▶ [Problem to solve]: Work through the data line by line, gathering every line that has the word "header".

# Start of Items

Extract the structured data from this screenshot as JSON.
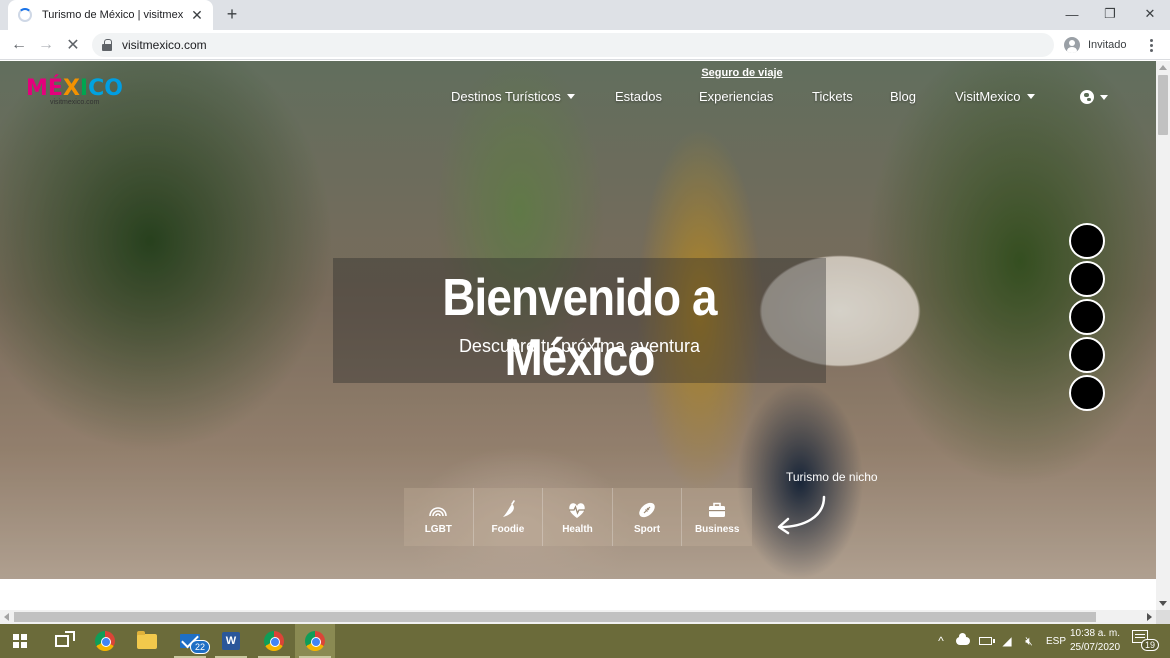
{
  "browser": {
    "tab_title": "Turismo de México | visitmexico.com",
    "url": "visitmexico.com",
    "profile_label": "Invitado"
  },
  "site": {
    "logo_text": "MÉXICO",
    "logo_subtext": "visitmexico.com",
    "top_link": "Seguro de viaje",
    "nav": [
      {
        "label": "Destinos Turísticos",
        "has_dropdown": true
      },
      {
        "label": "Estados",
        "has_dropdown": false
      },
      {
        "label": "Experiencias",
        "has_dropdown": false
      },
      {
        "label": "Tickets",
        "has_dropdown": false
      },
      {
        "label": "Blog",
        "has_dropdown": false
      },
      {
        "label": "VisitMexico",
        "has_dropdown": true
      }
    ],
    "hero_title": "Bienvenido a México",
    "hero_subtitle": "Descubre tu próxima aventura",
    "niche_label": "Turismo de nicho",
    "niche_items": [
      {
        "label": "LGBT",
        "icon": "rainbow-icon"
      },
      {
        "label": "Foodie",
        "icon": "pepper-icon"
      },
      {
        "label": "Health",
        "icon": "heartbeat-icon"
      },
      {
        "label": "Sport",
        "icon": "football-icon"
      },
      {
        "label": "Business",
        "icon": "briefcase-icon"
      }
    ]
  },
  "taskbar": {
    "mail_badge": "22",
    "language": "ESP",
    "time": "10:38 a. m.",
    "date": "25/07/2020",
    "notifications_badge": "19"
  },
  "colors": {
    "logo_letters": [
      "#e4007c",
      "#e4007c",
      "#f39200",
      "#00a650",
      "#00a3e0",
      "#009ee3"
    ],
    "taskbar": "#6b6b3a"
  }
}
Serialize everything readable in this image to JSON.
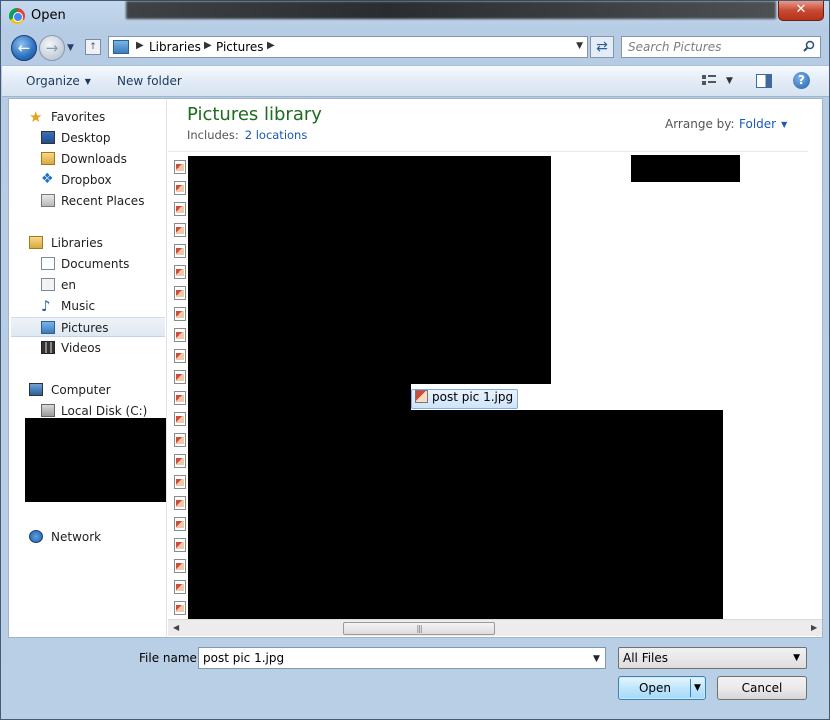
{
  "window": {
    "title": "Open",
    "close_label": "✕"
  },
  "address": {
    "crumbs": [
      "Libraries",
      "Pictures"
    ]
  },
  "search": {
    "placeholder": "Search Pictures"
  },
  "toolbar": {
    "organize": "Organize",
    "new_folder": "New folder",
    "help": "?"
  },
  "nav": {
    "favorites": {
      "header": "Favorites",
      "items": [
        "Desktop",
        "Downloads",
        "Dropbox",
        "Recent Places"
      ]
    },
    "libraries": {
      "header": "Libraries",
      "items": [
        "Documents",
        "en",
        "Music",
        "Pictures",
        "Videos"
      ],
      "selected": "Pictures"
    },
    "computer": {
      "header": "Computer",
      "items": [
        "Local Disk (C:)"
      ]
    },
    "network": {
      "header": "Network"
    }
  },
  "library": {
    "title": "Pictures library",
    "includes_label": "Includes:",
    "locations_link": "2 locations",
    "arrange_label": "Arrange by:",
    "arrange_value": "Folder"
  },
  "files": {
    "selected_name": "post pic 1.jpg"
  },
  "bottom": {
    "file_name_label": "File name:",
    "file_name_value": "post pic 1.jpg",
    "file_type": "All Files",
    "open": "Open",
    "cancel": "Cancel"
  },
  "colors": {
    "library_title": "#1e6a1e",
    "link": "#1a58b8",
    "selection": "#cfe4fa"
  }
}
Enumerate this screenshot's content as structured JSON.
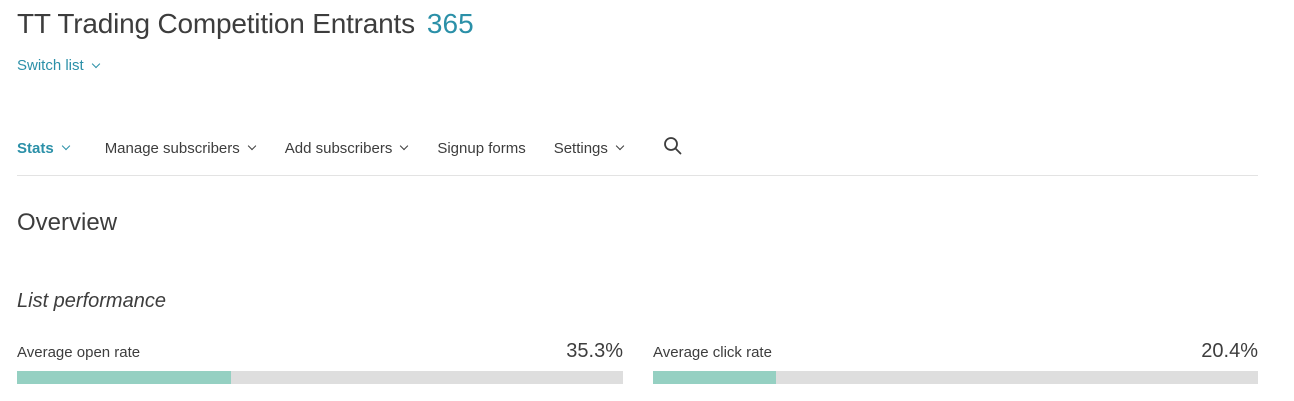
{
  "header": {
    "title": "TT Trading Competition Entrants",
    "count": "365",
    "switch_list_label": "Switch list"
  },
  "nav": {
    "tabs": [
      {
        "label": "Stats",
        "active": true,
        "has_dropdown": true
      },
      {
        "label": "Manage subscribers",
        "active": false,
        "has_dropdown": true
      },
      {
        "label": "Add subscribers",
        "active": false,
        "has_dropdown": true
      },
      {
        "label": "Signup forms",
        "active": false,
        "has_dropdown": false
      },
      {
        "label": "Settings",
        "active": false,
        "has_dropdown": true
      }
    ],
    "search_icon": "search-icon"
  },
  "overview": {
    "heading": "Overview",
    "performance_heading": "List performance",
    "metrics": [
      {
        "label": "Average open rate",
        "value": "35.3%",
        "fraction": 0.353
      },
      {
        "label": "Average click rate",
        "value": "20.4%",
        "fraction": 0.204
      }
    ]
  },
  "colors": {
    "accent": "#2b90a8",
    "text": "#3d3d3d",
    "bar_fill": "#95d0c2",
    "bar_track": "#dedede",
    "divider": "#e3e3e3"
  }
}
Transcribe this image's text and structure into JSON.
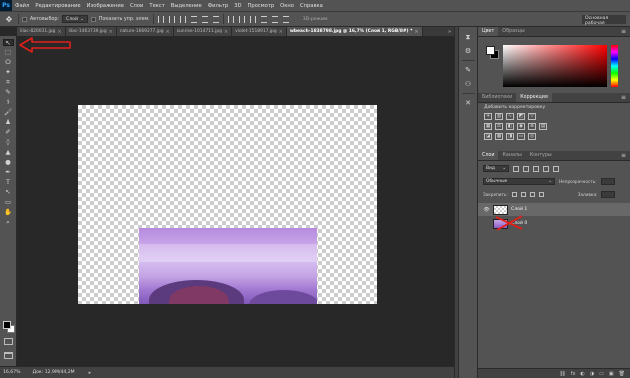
{
  "app": {
    "logo": "Ps"
  },
  "menubar": {
    "items": [
      "Файл",
      "Редактирование",
      "Изображение",
      "Слои",
      "Текст",
      "Выделение",
      "Фильтр",
      "3D",
      "Просмотр",
      "Окно",
      "Справка"
    ]
  },
  "options": {
    "tool_icon": "move-tool-icon",
    "autoselect_label": "Автовыбор:",
    "autoselect_value": "Слой",
    "transform_label": "Показать упр. элем.",
    "mode_3d_label": "3D-режим:",
    "workspace": "Основная рабочая"
  },
  "tabs": [
    {
      "label": "lilac-820031.jpg",
      "active": false
    },
    {
      "label": "lilac-1463739.jpg",
      "active": false
    },
    {
      "label": "nature-1669277.jpg",
      "active": false
    },
    {
      "label": "sunrise-1014711.jpg",
      "active": false
    },
    {
      "label": "violet-1518917.jpg",
      "active": false
    },
    {
      "label": "wbeach-1838798.jpg @ 16,7% (Слой 1, RGB/8#) *",
      "active": true
    }
  ],
  "tabs_overflow": "»",
  "toolbar": {
    "tools": [
      "↖",
      "⬚",
      "ⵔ",
      "✦",
      "⌗",
      "✎",
      "⚕",
      "🖌",
      "♟",
      "✐",
      "◊",
      "▲",
      "●",
      "✒",
      "T",
      "↖",
      "▭",
      "✋",
      "⌕"
    ]
  },
  "status": {
    "zoom": "16,67%",
    "info": "Док: 12,9M/44,2M",
    "arrow": "▸"
  },
  "color_panel": {
    "tabs": [
      "Цвет",
      "Образцы"
    ],
    "foreground": "#ffffff",
    "background": "#000000"
  },
  "adjustments_panel": {
    "tabs": [
      "Библиотеки",
      "Коррекция"
    ],
    "title": "Добавить корректировку"
  },
  "layers_panel": {
    "tabs": [
      "Слои",
      "Каналы",
      "Контуры"
    ],
    "filter_label": "Вид",
    "blend_mode": "Обычные",
    "opacity_label": "Непрозрачность:",
    "lock_label": "Закрепить:",
    "fill_label": "Заливка:",
    "layers": [
      {
        "name": "Слой 1",
        "visible": true,
        "selected": true,
        "thumb": "checker"
      },
      {
        "name": "Слой 0",
        "visible": false,
        "selected": false,
        "thumb": "photo"
      }
    ],
    "bottom_icons": [
      "⛓",
      "fx",
      "◐",
      "◑",
      "▭",
      "▣",
      "🗑"
    ]
  },
  "annotation_colors": {
    "arrow": "#e0201a",
    "x_mark": "#e0201a"
  }
}
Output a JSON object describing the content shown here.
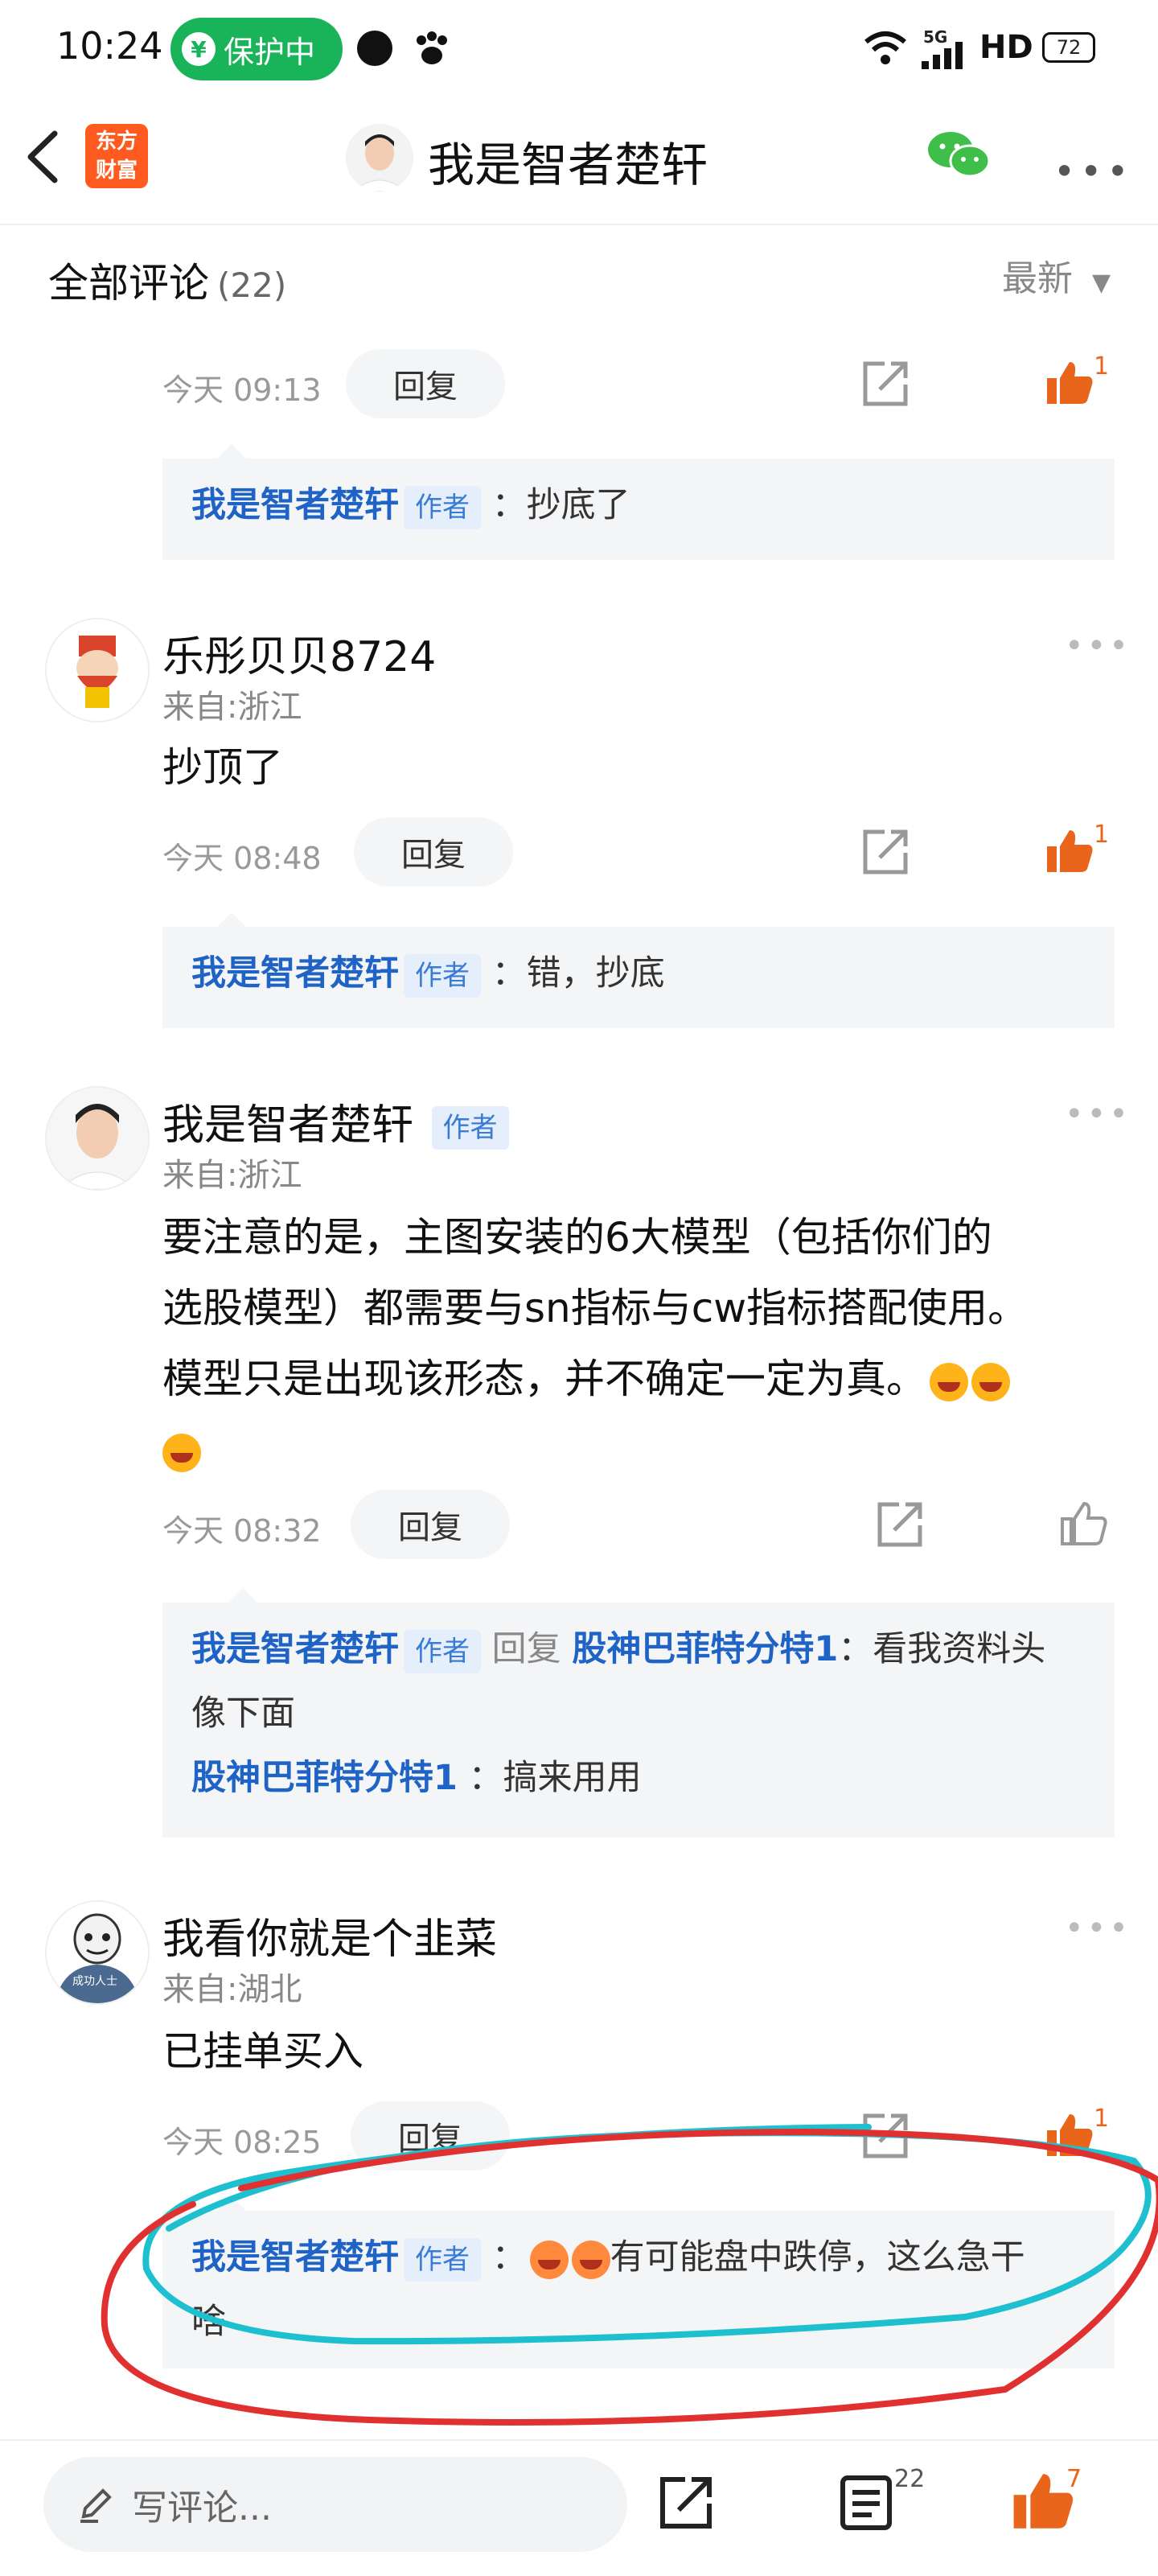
{
  "status_bar": {
    "time": "10:24",
    "protect_label": "保护中",
    "network": "5G",
    "hd": "HD",
    "battery": "72"
  },
  "header": {
    "app_logo_line1": "东方",
    "app_logo_line2": "财富",
    "title": "我是智者楚轩"
  },
  "comments_section": {
    "title": "全部评论",
    "count": "(22)",
    "sort_label": "最新"
  },
  "comments": [
    {
      "time": "今天 09:13",
      "reply_label": "回复",
      "like_count": "1",
      "replies": [
        {
          "author": "我是智者楚轩",
          "tag": "作者",
          "text": "：抄底了"
        }
      ]
    },
    {
      "name": "乐彤贝贝8724",
      "from": "来自:浙江",
      "text": "抄顶了",
      "time": "今天 08:48",
      "reply_label": "回复",
      "like_count": "1",
      "replies": [
        {
          "author": "我是智者楚轩",
          "tag": "作者",
          "text": "：错，抄底"
        }
      ]
    },
    {
      "name": "我是智者楚轩",
      "tag": "作者",
      "from": "来自:浙江",
      "text_line1": "要注意的是，主图安装的6大模型（包括你们的",
      "text_line2": "选股模型）都需要与sn指标与cw指标搭配使用。",
      "text_line3": "模型只是出现该形态，并不确定一定为真。",
      "time": "今天 08:32",
      "reply_label": "回复",
      "replies": [
        {
          "author": "我是智者楚轩",
          "tag": "作者",
          "reply_word": "回复",
          "target": "股神巴菲特分特1",
          "text_line1": "：看我资料头",
          "text_line2": "像下面"
        },
        {
          "author": "股神巴菲特分特1",
          "text": "：搞来用用"
        }
      ]
    },
    {
      "name": "我看你就是个韭菜",
      "from": "来自:湖北",
      "text": "已挂单买入",
      "time": "今天 08:25",
      "reply_label": "回复",
      "like_count": "1",
      "avatar_caption": "成功人士",
      "replies": [
        {
          "author": "我是智者楚轩",
          "tag": "作者",
          "text_line1": "有可能盘中跌停，这么急干",
          "text_line2": "啥"
        }
      ]
    }
  ],
  "bottom_bar": {
    "input_placeholder": "写评论...",
    "comment_count": "22",
    "like_count": "7"
  },
  "colors": {
    "accent_orange": "#e8651b",
    "author_blue": "#1e63c5",
    "protect_green": "#19b35a",
    "annotation_red": "#e03030",
    "annotation_cyan": "#1ec0d0"
  }
}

# End of Items

▶ [Result for this exercise]:
      "header": "Favorites",
      "header": "Libraries",
      "header": "Computer",
      "header": "Network"
  "header": {
  "header": {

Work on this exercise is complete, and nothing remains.